_Source excerpt:_
##############################

Voidable Transactions UVTA And Fraudulent Transfers UFTA



The Creditor's Primary Tool For Avoiding Fraudulent Transfers And Obligations





The fraudulent transfer laws are truly ancient. According to later writings by the great Roman jurisconsultats [spelling correct], there were provisions for fraudulent transfers in the Twelve Tables, that first written Roman law completed circa. 450 B.C., but we'll never know what since no copies have been found. The point is that fraudulent transfer law has been around for nearly 2,500 years, created by the Romans, tinkered with by the Franks and others, and expanded by the English. The most important provisions have survived largely unchanged into modern times.


Prior to the Nineteenth Century, American law generally was largely an amalgamation of English common law with a healthy salting of European civil law. English law on the subject was first codified in the Fraudulent Conveyances Act of 1571, often referred to as the Statute of 13 Elizabeth, Ch. 5. That Act reflects fraudulent transfer law at that time as being largely criminal, i.e., a fraudulent transfer was an action taken not just in derogation of the rights of creditors, but against the Crown itself. When a creditor recovered for a fraudulent conveyance, half of the recovery went to the creditor and half of the recovery went to the Crown. Thus, in the first landmark case in English fraudulent transfer jurisprudence, being Twyne's Case decided in 1601, the fraudulent transferee, Twyne, ends up being tried by the Star Chamber and subsequently imprisoned. Even today, in a number of states, such as California, the making, receipt, or assistance with a fraudulent transfer is still a statutory crime.


The core concepts of the Fraudulent Conveyances Act of 1571, and the English law opinions, including that in Twyne's case, ultimately served as the primary source of American law on the subject as adopted by the colonies and then by the states. This now brings us to 1914, when the Uniform Law Commission (ULC) began drafting a uniform act (indeed, one of the first uniform acts), which ultimately resulted in the Uniform Fraudulent Conveyances Act of 1918 (UFCA), which was widely adopted, and even persisted in New York through the date of this writing in 2014.


Over time, however, the UFCA was shown to have certain serious flaws, probably the most notorious being that it required that a creditor show that the transferee lacked "good faith" in making the transfer, which placed a very difficult evidentiary burden on creditors who were often not in a position to know all the facts. Another flaw was that "conveyance" is a term that is largely peculiar to the laws of real property, and so some courts from time to time would incorrectly deny relief to a creditor who was attempting to avoid a transfer of personal property.


The next significant change in fraudulent transfer law came not in the uniform acts, but in the Bankruptcy Code of 1978, with its bright, shiny, new §§ 548 and 550 which provided bankruptcy law with modern fraudulent transfer provisions. This lead to, just a few years later, to the Uniform Fraudulent Transfers Act of 1984 (UFTA), which made "good faith" an affirmative defense that the transferee would be required to prove up, and also booted the unfortunate word "conveyance".

##############################

_Source material:_
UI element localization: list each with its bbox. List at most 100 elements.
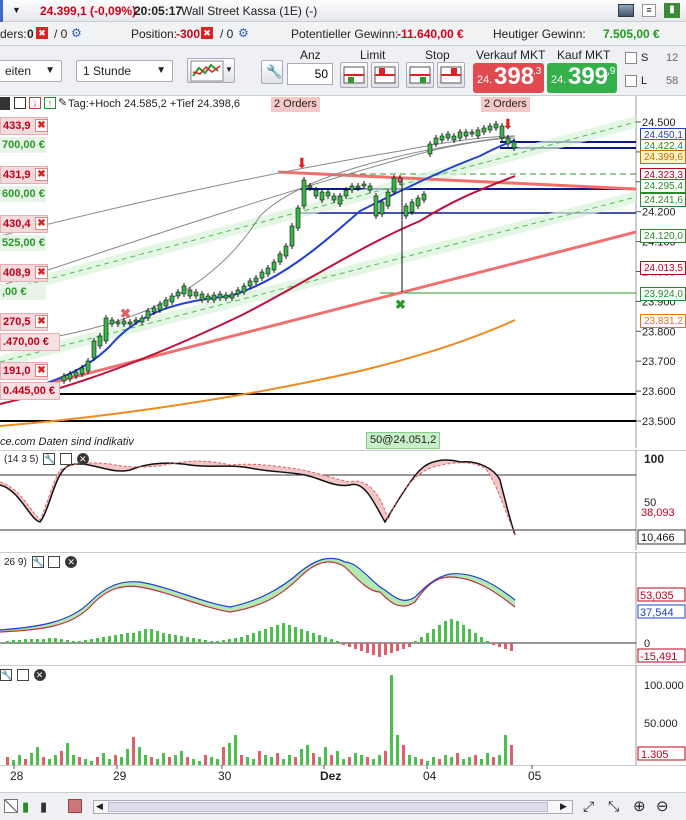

##############################

_What you have to do:_
Write what comes next in the passage on the history of fraudulent transfer law, starting right after its final sentence.

_Response to this exercise:_
But the UFTA did not mirror Bankruptcy Code §§ 548 and 550, nor should it. Bankruptcy law is primarily concerned with preferences, i.e., transfers by the debtor shortly before filing for bankruptcy, and the bankruptcy fraudulent transfer provisions are simply a luxury extra like leather bucket seats. By contrast, the state fraudulent transfer laws are meant to cast a much wider net to protect the rights of creditors. Thus, §§ 548 and 550 are relatively limited in their scope, and § 548 has an impractically short two-year limitations period -- so short that Bankruptcy Trustees rarely use § 548, but instead commonly opt to use state fraudulent transfers with their longer four-year limitations periods to set aside transfers.


The ULC's adoption of the UFTA in 1984 was widely adopted by nearly all the states. In 2012, the ULC constituted a Drafting Committee to revise the UFTA, and that lead to the adoption of the 2014 Revisions to the UFTA, now called the Uniform Voidable Transactions Act (UVTA) in 2014. Despite the change of name, the UVTA is actually just a slight revision of the UFTA, much more rounding off the rough edges and filling in gaps than making anything like dramatic substantive changes, i.e., it is not really anything like a "new" Act, but much more like UFTA 2.0. Yet, the UVTA is definitely shows improvement over the 1984 legislation in new rules that govern burdens of proof and conflicts of law.


There are no less than four major bodies of fraudulent transfer law in the United States, being:

  1. The UVTA a/k/a 2014 Revisions to the UFTA;
  2. Bankruptcy Code §§ 544, 548 and 550, which of course is available only in a bankruptcy proceeding;
  3. Fraudulent Transfers for U.S. Claims, which is available only to the U.S. as a party; and
  4. Common-law fraudulent transfer, which has survived in many if not most states.


The purpose of this website is to explore and elucidate upon fraudulent transfer law. As a litigator who, at the time of this writing, has dealt with fraudulent transfer law for over 30 years, both on the creditor and debtor sides more-of-less evenly, I have written commentary and attempted to re-organize the treatment of this body of law in a way that is friendly to, well, litigators. When possibly, I have also tried to include material to explain why various provisions exist and what they were meant to do. Understanding the why will almost invariably lead to a much better understanding of how the law operates as it does.


This website also focuses mostly on garden-variety fraudulent transfers. The net of the fraudulent transfer laws is cast broadly, and picks up transfers as diverse as the reorganization of a financially-distressed mega-conglomerate, as well as the creditor who is simply trying to get the debtor's former Bentley back from his wife's cousin who bought it for $1 two weeks before trial. It is the latter type of transactions that is the focus of this website; probably those who deal with the former type of transactions will feel that the treatment of this website is too pedestrian, but truthfully those litigators likely know this body of law as it relates to those special types of cases far better than your writer ever will, and so they will be left to their own study. This website is aimed at getting the Bentley back.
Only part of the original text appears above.